Stated task: Quote all of the data below exactly, please.
--*--
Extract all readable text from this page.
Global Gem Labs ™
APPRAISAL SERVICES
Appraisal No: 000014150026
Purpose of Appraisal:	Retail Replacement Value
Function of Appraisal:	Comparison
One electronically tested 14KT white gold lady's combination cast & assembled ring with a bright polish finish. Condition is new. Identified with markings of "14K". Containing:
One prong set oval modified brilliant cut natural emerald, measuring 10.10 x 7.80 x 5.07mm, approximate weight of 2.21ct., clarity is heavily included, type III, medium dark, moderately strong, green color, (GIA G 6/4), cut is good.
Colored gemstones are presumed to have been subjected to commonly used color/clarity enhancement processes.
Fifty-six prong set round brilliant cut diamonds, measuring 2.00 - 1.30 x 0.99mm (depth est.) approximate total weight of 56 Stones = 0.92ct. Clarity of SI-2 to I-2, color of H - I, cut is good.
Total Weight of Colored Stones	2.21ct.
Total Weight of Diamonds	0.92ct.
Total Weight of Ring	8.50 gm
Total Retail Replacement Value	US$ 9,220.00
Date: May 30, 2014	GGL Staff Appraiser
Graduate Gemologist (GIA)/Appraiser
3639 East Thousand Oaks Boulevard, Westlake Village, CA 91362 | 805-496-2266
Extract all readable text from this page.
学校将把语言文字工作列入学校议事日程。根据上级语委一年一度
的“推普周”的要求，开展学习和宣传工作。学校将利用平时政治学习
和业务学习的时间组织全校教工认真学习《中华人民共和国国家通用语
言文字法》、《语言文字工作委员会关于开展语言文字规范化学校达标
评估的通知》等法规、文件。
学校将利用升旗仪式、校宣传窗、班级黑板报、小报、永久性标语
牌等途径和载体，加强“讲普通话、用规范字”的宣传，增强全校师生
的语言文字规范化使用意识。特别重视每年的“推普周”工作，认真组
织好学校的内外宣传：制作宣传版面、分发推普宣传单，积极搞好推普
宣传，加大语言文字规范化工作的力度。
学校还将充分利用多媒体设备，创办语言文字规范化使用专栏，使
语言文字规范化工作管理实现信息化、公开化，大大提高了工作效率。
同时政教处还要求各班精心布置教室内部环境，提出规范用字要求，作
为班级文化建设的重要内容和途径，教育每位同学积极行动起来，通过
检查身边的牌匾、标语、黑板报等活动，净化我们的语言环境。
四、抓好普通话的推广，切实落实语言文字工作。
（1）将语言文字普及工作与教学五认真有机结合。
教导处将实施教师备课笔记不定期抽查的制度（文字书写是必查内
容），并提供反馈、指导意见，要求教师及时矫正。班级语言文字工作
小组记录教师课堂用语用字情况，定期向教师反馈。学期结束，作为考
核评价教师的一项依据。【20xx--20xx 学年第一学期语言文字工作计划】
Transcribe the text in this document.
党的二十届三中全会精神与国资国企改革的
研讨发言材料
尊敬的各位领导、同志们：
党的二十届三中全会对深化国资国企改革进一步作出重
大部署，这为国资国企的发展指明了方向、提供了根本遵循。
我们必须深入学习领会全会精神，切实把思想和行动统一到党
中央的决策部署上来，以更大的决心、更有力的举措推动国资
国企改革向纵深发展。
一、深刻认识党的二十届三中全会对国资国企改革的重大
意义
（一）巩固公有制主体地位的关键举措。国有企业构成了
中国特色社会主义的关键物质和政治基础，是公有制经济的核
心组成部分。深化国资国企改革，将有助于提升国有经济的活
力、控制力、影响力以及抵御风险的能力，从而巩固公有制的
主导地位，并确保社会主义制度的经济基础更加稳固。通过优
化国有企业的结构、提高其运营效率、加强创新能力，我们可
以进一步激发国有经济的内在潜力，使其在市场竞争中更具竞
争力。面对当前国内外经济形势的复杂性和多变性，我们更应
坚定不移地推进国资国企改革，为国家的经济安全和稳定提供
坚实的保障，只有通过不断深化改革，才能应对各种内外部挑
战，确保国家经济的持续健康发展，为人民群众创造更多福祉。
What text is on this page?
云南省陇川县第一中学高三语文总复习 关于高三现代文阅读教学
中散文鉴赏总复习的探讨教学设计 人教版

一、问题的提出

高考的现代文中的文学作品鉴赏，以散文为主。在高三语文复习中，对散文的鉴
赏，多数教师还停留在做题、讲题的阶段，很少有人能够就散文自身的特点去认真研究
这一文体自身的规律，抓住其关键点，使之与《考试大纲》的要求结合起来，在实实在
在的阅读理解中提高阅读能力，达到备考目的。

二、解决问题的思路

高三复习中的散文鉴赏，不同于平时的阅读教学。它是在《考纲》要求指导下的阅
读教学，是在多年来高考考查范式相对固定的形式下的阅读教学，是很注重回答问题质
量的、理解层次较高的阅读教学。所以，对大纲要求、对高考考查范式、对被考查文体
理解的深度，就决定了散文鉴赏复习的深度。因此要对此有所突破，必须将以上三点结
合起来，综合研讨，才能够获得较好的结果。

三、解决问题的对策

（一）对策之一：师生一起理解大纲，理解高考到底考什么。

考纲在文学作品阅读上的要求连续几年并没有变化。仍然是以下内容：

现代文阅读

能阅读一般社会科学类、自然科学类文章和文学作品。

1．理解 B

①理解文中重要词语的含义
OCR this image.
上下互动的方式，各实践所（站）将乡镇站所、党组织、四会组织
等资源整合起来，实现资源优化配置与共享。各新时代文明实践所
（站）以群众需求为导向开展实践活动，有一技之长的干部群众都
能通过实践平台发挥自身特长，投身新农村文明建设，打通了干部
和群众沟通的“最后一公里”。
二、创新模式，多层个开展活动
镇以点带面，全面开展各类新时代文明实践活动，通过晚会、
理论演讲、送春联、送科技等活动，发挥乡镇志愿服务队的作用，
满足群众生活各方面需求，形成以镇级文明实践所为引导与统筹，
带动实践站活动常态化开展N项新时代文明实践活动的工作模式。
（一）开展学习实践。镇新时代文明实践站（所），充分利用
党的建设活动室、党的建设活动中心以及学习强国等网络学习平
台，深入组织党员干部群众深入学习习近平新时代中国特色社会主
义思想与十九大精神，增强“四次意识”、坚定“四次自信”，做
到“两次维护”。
--*--
Written answer:
Extract all readable text from this page.
Global Gem Labs ™
APPRAISAL SERVICES
Appraisal No: 000014150026
Purpose of Appraisal:	Retail Replacement Value
Function of Appraisal:	Comparison
One electronically tested 14KT white gold lady's combination cast & assembled ring with a bright polish finish. Condition is new. Identified with markings of "14K". Containing:
One prong set oval modified brilliant cut natural emerald, measuring 10.10 x 7.80 x 5.07mm, approximate weight of 2.21ct., clarity is heavily included, type III, medium dark, moderately strong, green color, (GIA G 6/4), cut is good.
Colored gemstones are presumed to have been subjected to commonly used color/clarity enhancement processes.
Fifty-six prong set round brilliant cut diamonds, measuring 2.00 - 1.30 x 0.99mm (depth est.) approximate total weight of 56 Stones = 0.92ct. Clarity of SI-2 to I-2, color of H - I, cut is good.
Total Weight of Colored Stones	2.21ct.
Total Weight of Diamonds	0.92ct.
Total Weight of Ring	8.50 gm
Total Retail Replacement Value	US$ 9,220.00
Date: May 30, 2014	GGL Staff Appraiser
Graduate Gemologist (GIA)/Appraiser
3639 East Thousand Oaks Boulevard, Westlake Village, CA 91362 | 805-496-2266
Extract all readable text from this page.
学校将把语言文字工作列入学校议事日程。根据上级语委一年一度
的“推普周”的要求，开展学习和宣传工作。学校将利用平时政治学习
和业务学习的时间组织全校教工认真学习《中华人民共和国国家通用语
言文字法》、《语言文字工作委员会关于开展语言文字规范化学校达标
评估的通知》等法规、文件。
学校将利用升旗仪式、校宣传窗、班级黑板报、小报、永久性标语
牌等途径和载体，加强“讲普通话、用规范字”的宣传，增强全校师生
的语言文字规范化使用意识。特别重视每年的“推普周”工作，认真组
织好学校的内外宣传：制作宣传版面、分发推普宣传单，积极搞好推普
宣传，加大语言文字规范化工作的力度。
学校还将充分利用多媒体设备，创办语言文字规范化使用专栏，使
语言文字规范化工作管理实现信息化、公开化，大大提高了工作效率。
同时政教处还要求各班精心布置教室内部环境，提出规范用字要求，作
为班级文化建设的重要内容和途径，教育每位同学积极行动起来，通过
检查身边的牌匾、标语、黑板报等活动，净化我们的语言环境。
四、抓好普通话的推广，切实落实语言文字工作。
（1）将语言文字普及工作与教学五认真有机结合。
教导处将实施教师备课笔记不定期抽查的制度（文字书写是必查内
容），并提供反馈、指导意见，要求教师及时矫正。班级语言文字工作
小组记录教师课堂用语用字情况，定期向教师反馈。学期结束，作为考
核评价教师的一项依据。【20xx--20xx 学年第一学期语言文字工作计划】
Transcribe the text in this document.
党的二十届三中全会精神与国资国企改革的
研讨发言材料
尊敬的各位领导、同志们：
党的二十届三中全会对深化国资国企改革进一步作出重
大部署，这为国资国企的发展指明了方向、提供了根本遵循。
我们必须深入学习领会全会精神，切实把思想和行动统一到党
中央的决策部署上来，以更大的决心、更有力的举措推动国资
国企改革向纵深发展。
一、深刻认识党的二十届三中全会对国资国企改革的重大
意义
（一）巩固公有制主体地位的关键举措。国有企业构成了
中国特色社会主义的关键物质和政治基础，是公有制经济的核
心组成部分。深化国资国企改革，将有助于提升国有经济的活
力、控制力、影响力以及抵御风险的能力，从而巩固公有制的
主导地位，并确保社会主义制度的经济基础更加稳固。通过优
化国有企业的结构、提高其运营效率、加强创新能力，我们可
以进一步激发国有经济的内在潜力，使其在市场竞争中更具竞
争力。面对当前国内外经济形势的复杂性和多变性，我们更应
坚定不移地推进国资国企改革，为国家的经济安全和稳定提供
坚实的保障，只有通过不断深化改革，才能应对各种内外部挑
战，确保国家经济的持续健康发展，为人民群众创造更多福祉。
What text is on this page?
云南省陇川县第一中学高三语文总复习 关于高三现代文阅读教学
中散文鉴赏总复习的探讨教学设计 人教版

一、问题的提出

高考的现代文中的文学作品鉴赏，以散文为主。在高三语文复习中，对散文的鉴
赏，多数教师还停留在做题、讲题的阶段，很少有人能够就散文自身的特点去认真研究
这一文体自身的规律，抓住其关键点，使之与《考试大纲》的要求结合起来，在实实在
在的阅读理解中提高阅读能力，达到备考目的。

二、解决问题的思路

高三复习中的散文鉴赏，不同于平时的阅读教学。它是在《考纲》要求指导下的阅
读教学，是在多年来高考考查范式相对固定的形式下的阅读教学，是很注重回答问题质
量的、理解层次较高的阅读教学。所以，对大纲要求、对高考考查范式、对被考查文体
理解的深度，就决定了散文鉴赏复习的深度。因此要对此有所突破，必须将以上三点结
合起来，综合研讨，才能够获得较好的结果。

三、解决问题的对策

（一）对策之一：师生一起理解大纲，理解高考到底考什么。

考纲在文学作品阅读上的要求连续几年并没有变化。仍然是以下内容：

现代文阅读

能阅读一般社会科学类、自然科学类文章和文学作品。

1．理解 B

①理解文中重要词语的含义
OCR this image.
上下互动的方式，各实践所（站）将乡镇站所、党组织、四会组织
等资源整合起来，实现资源优化配置与共享。各新时代文明实践所
（站）以群众需求为导向开展实践活动，有一技之长的干部群众都
能通过实践平台发挥自身特长，投身新农村文明建设，打通了干部
和群众沟通的“最后一公里”。
二、创新模式，多层个开展活动
镇以点带面，全面开展各类新时代文明实践活动，通过晚会、
理论演讲、送春联、送科技等活动，发挥乡镇志愿服务队的作用，
满足群众生活各方面需求，形成以镇级文明实践所为引导与统筹，
带动实践站活动常态化开展N项新时代文明实践活动的工作模式。
（一）开展学习实践。镇新时代文明实践站（所），充分利用
党的建设活动室、党的建设活动中心以及学习强国等网络学习平
台，深入组织党员干部群众深入学习习近平新时代中国特色社会主
义思想与十九大精神，增强“四次意识”、坚定“四次自信”，做
到“两次维护”。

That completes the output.